- Aim of the task: Write out the material exactly, without any of its pictures.

- Records for the task:
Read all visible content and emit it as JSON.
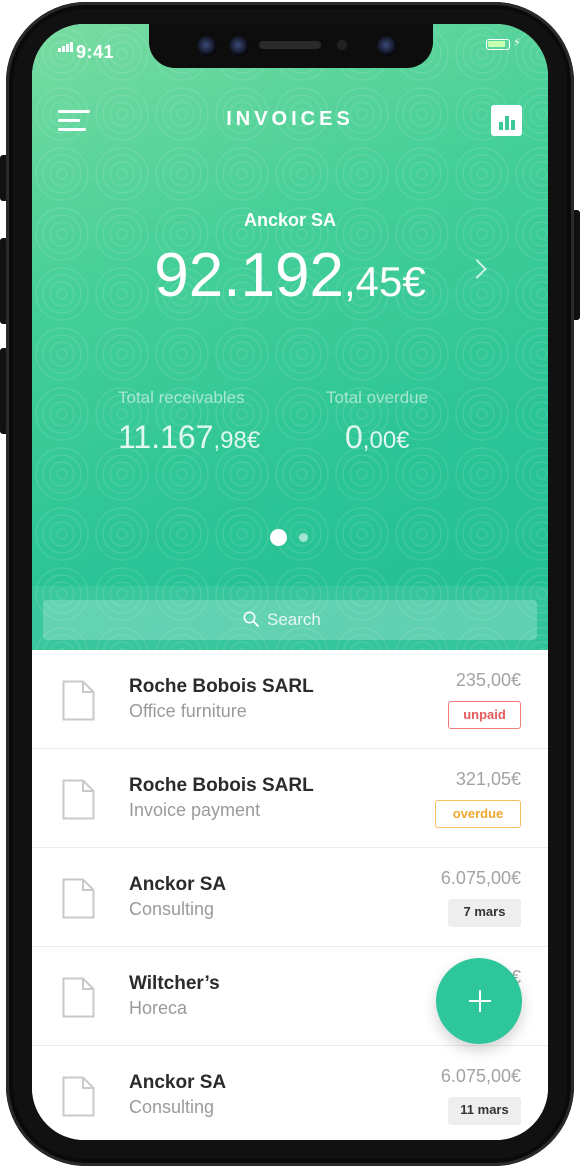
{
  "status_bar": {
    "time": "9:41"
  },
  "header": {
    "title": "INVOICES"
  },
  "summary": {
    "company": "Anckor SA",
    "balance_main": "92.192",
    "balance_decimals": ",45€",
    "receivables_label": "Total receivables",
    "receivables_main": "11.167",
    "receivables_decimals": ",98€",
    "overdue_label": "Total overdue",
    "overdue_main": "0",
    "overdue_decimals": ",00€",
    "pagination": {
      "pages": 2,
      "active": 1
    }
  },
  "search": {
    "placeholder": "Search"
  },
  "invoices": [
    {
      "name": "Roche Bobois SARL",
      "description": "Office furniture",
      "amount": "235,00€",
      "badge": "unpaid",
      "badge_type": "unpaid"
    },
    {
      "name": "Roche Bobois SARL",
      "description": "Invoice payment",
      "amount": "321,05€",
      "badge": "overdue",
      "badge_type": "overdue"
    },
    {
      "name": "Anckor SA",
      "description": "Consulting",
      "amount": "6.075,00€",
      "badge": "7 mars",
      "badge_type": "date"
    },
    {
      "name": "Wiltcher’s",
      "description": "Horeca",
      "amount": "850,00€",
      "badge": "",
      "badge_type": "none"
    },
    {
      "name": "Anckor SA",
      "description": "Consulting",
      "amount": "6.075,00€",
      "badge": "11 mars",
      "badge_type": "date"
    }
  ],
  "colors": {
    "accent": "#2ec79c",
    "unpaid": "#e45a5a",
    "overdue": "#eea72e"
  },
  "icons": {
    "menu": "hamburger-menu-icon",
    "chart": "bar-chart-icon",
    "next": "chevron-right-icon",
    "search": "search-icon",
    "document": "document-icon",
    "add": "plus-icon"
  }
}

- Full answer:
Read all visible content and emit it as JSON.
{
  "status_bar": {
    "time": "9:41"
  },
  "header": {
    "title": "INVOICES"
  },
  "summary": {
    "company": "Anckor SA",
    "balance_main": "92.192",
    "balance_decimals": ",45€",
    "receivables_label": "Total receivables",
    "receivables_main": "11.167",
    "receivables_decimals": ",98€",
    "overdue_label": "Total overdue",
    "overdue_main": "0",
    "overdue_decimals": ",00€",
    "pagination": {
      "pages": 2,
      "active": 1
    }
  },
  "search": {
    "placeholder": "Search"
  },
  "invoices": [
    {
      "name": "Roche Bobois SARL",
      "description": "Office furniture",
      "amount": "235,00€",
      "badge": "unpaid",
      "badge_type": "unpaid"
    },
    {
      "name": "Roche Bobois SARL",
      "description": "Invoice payment",
      "amount": "321,05€",
      "badge": "overdue",
      "badge_type": "overdue"
    },
    {
      "name": "Anckor SA",
      "description": "Consulting",
      "amount": "6.075,00€",
      "badge": "7 mars",
      "badge_type": "date"
    },
    {
      "name": "Wiltcher’s",
      "description": "Horeca",
      "amount": "850,00€",
      "badge": "",
      "badge_type": "none"
    },
    {
      "name": "Anckor SA",
      "description": "Consulting",
      "amount": "6.075,00€",
      "badge": "11 mars",
      "badge_type": "date"
    }
  ],
  "colors": {
    "accent": "#2ec79c",
    "unpaid": "#e45a5a",
    "overdue": "#eea72e"
  },
  "icons": {
    "menu": "hamburger-menu-icon",
    "chart": "bar-chart-icon",
    "next": "chevron-right-icon",
    "search": "search-icon",
    "document": "document-icon",
    "add": "plus-icon"
  }
}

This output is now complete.